*Work to do:* Each record below is to be reproduced without any change.
--- start ---
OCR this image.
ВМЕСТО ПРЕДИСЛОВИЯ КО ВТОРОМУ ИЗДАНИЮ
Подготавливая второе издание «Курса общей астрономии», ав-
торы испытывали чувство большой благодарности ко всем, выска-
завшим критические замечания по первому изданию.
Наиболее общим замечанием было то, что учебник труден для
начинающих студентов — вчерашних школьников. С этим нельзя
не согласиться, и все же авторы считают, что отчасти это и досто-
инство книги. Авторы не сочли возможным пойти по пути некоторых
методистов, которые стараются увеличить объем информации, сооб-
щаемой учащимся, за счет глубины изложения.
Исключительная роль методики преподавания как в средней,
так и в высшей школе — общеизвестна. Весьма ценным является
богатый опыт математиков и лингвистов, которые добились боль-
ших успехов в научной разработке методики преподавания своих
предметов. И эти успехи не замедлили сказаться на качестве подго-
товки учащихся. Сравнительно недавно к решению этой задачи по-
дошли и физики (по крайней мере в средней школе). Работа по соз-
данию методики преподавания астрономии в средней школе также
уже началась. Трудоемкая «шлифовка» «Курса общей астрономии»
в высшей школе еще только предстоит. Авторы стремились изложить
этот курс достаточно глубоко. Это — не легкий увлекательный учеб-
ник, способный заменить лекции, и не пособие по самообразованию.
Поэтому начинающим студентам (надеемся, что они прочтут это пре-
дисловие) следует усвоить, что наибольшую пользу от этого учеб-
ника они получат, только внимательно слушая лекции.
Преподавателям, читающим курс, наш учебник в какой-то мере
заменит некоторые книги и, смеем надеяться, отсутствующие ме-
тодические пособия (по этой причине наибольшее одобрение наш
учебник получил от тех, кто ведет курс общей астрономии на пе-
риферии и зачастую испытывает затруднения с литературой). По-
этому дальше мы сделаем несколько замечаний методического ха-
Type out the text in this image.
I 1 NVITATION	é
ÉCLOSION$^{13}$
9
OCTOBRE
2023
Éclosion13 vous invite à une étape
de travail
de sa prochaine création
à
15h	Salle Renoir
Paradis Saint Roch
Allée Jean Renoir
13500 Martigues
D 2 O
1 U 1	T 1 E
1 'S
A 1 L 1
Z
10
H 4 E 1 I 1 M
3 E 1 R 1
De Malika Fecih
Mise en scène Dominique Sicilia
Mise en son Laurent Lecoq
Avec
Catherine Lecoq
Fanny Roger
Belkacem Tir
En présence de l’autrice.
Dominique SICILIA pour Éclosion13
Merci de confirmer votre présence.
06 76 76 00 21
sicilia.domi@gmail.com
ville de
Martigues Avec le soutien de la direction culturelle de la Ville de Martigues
--- end ---
*Full response:*
OCR this image.
ВМЕСТО ПРЕДИСЛОВИЯ КО ВТОРОМУ ИЗДАНИЮ
Подготавливая второе издание «Курса общей астрономии», ав-
торы испытывали чувство большой благодарности ко всем, выска-
завшим критические замечания по первому изданию.
Наиболее общим замечанием было то, что учебник труден для
начинающих студентов — вчерашних школьников. С этим нельзя
не согласиться, и все же авторы считают, что отчасти это и досто-
инство книги. Авторы не сочли возможным пойти по пути некоторых
методистов, которые стараются увеличить объем информации, сооб-
щаемой учащимся, за счет глубины изложения.
Исключительная роль методики преподавания как в средней,
так и в высшей школе — общеизвестна. Весьма ценным является
богатый опыт математиков и лингвистов, которые добились боль-
ших успехов в научной разработке методики преподавания своих
предметов. И эти успехи не замедлили сказаться на качестве подго-
товки учащихся. Сравнительно недавно к решению этой задачи по-
дошли и физики (по крайней мере в средней школе). Работа по соз-
данию методики преподавания астрономии в средней школе также
уже началась. Трудоемкая «шлифовка» «Курса общей астрономии»
в высшей школе еще только предстоит. Авторы стремились изложить
этот курс достаточно глубоко. Это — не легкий увлекательный учеб-
ник, способный заменить лекции, и не пособие по самообразованию.
Поэтому начинающим студентам (надеемся, что они прочтут это пре-
дисловие) следует усвоить, что наибольшую пользу от этого учеб-
ника они получат, только внимательно слушая лекции.
Преподавателям, читающим курс, наш учебник в какой-то мере
заменит некоторые книги и, смеем надеяться, отсутствующие ме-
тодические пособия (по этой причине наибольшее одобрение наш
учебник получил от тех, кто ведет курс общей астрономии на пе-
риферии и зачастую испытывает затруднения с литературой). По-
этому дальше мы сделаем несколько замечаний методического ха-
Type out the text in this image.
I 1 NVITATION	é
ÉCLOSION$^{13}$
9
OCTOBRE
2023
Éclosion13 vous invite à une étape
de travail
de sa prochaine création
à
15h	Salle Renoir
Paradis Saint Roch
Allée Jean Renoir
13500 Martigues
D 2 O
1 U 1	T 1 E
1 'S
A 1 L 1
Z
10
H 4 E 1 I 1 M
3 E 1 R 1
De Malika Fecih
Mise en scène Dominique Sicilia
Mise en son Laurent Lecoq
Avec
Catherine Lecoq
Fanny Roger
Belkacem Tir
En présence de l’autrice.
Dominique SICILIA pour Éclosion13
Merci de confirmer votre présence.
06 76 76 00 21
sicilia.domi@gmail.com
ville de
Martigues Avec le soutien de la direction culturelle de la Ville de Martigues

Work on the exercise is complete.